[start PROVIDED DATA]

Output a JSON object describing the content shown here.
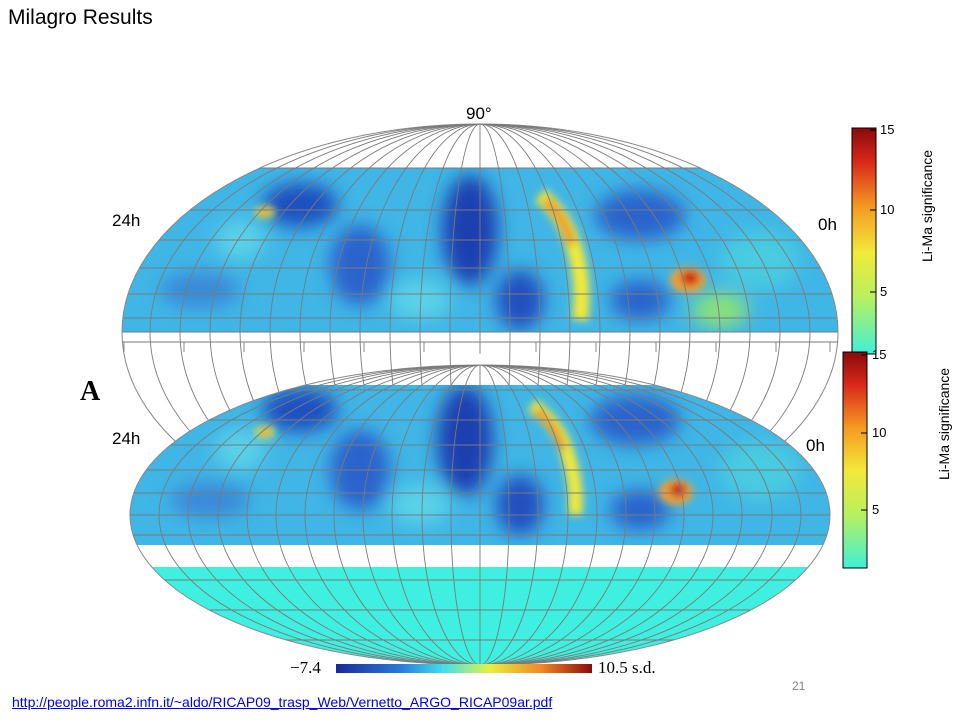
{
  "title": "Milagro Results",
  "top_map": {
    "pole_label": "90°",
    "left_ra_label": "24h",
    "right_ra_label": "0h",
    "colorbar_label": "Li-Ma significance",
    "colorbar_ticks": [
      "15",
      "10",
      "5"
    ]
  },
  "bottom_map": {
    "panel_letter": "A",
    "left_ra_label": "24h",
    "right_ra_label": "0h",
    "colorbar_label": "Li-Ma significance",
    "colorbar_ticks": [
      "15",
      "10",
      "5"
    ],
    "scale_min": "−7.4",
    "scale_max": "10.5 s.d."
  },
  "page_number": "21",
  "source_link": "http://people.roma2.infn.it/~aldo/RICAP09_trasp_Web/Vernetto_ARGO_RICAP09ar.pdf",
  "colors": {
    "low": "#1a3fb0",
    "mid": "#3fb6e6",
    "cyan": "#3ff0e0",
    "yellow": "#f2e93a",
    "hot": "#d4221a"
  }
}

[end PROVIDED DATA]

Return every line of the records exactly as given, pictures excluded.

Output a JSON object describing the content shown here.
{
  "title": "Milagro Results",
  "top_map": {
    "pole_label": "90°",
    "left_ra_label": "24h",
    "right_ra_label": "0h",
    "colorbar_label": "Li-Ma significance",
    "colorbar_ticks": [
      "15",
      "10",
      "5"
    ]
  },
  "bottom_map": {
    "panel_letter": "A",
    "left_ra_label": "24h",
    "right_ra_label": "0h",
    "colorbar_label": "Li-Ma significance",
    "colorbar_ticks": [
      "15",
      "10",
      "5"
    ],
    "scale_min": "−7.4",
    "scale_max": "10.5 s.d."
  },
  "page_number": "21",
  "source_link": "http://people.roma2.infn.it/~aldo/RICAP09_trasp_Web/Vernetto_ARGO_RICAP09ar.pdf",
  "colors": {
    "low": "#1a3fb0",
    "mid": "#3fb6e6",
    "cyan": "#3ff0e0",
    "yellow": "#f2e93a",
    "hot": "#d4221a"
  }
}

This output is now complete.